- [Prompt]: Go through the entries one line at a time, and gather every line that has the word "conci".

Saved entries
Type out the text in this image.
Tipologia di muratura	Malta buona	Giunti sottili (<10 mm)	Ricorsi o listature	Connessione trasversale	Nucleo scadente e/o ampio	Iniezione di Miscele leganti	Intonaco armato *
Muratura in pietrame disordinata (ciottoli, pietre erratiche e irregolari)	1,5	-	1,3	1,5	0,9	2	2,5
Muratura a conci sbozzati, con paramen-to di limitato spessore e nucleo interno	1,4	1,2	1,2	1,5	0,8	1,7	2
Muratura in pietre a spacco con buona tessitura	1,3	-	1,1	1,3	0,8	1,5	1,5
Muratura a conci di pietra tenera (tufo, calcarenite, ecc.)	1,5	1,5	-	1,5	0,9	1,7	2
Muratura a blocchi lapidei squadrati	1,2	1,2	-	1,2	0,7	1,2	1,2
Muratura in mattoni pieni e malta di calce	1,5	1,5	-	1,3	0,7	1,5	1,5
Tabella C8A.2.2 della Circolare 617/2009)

- [The reply]:
Muratura a conci sbozzati, con paramen-to di limitato spessore e nucleo interno	1,4	1,2	1,2	1,5	0,8	1,7	2
Muratura a conci di pietra tenera (tufo, calcarenite, ecc.)	1,5	1,5	-	1,5	0,9	1,7	2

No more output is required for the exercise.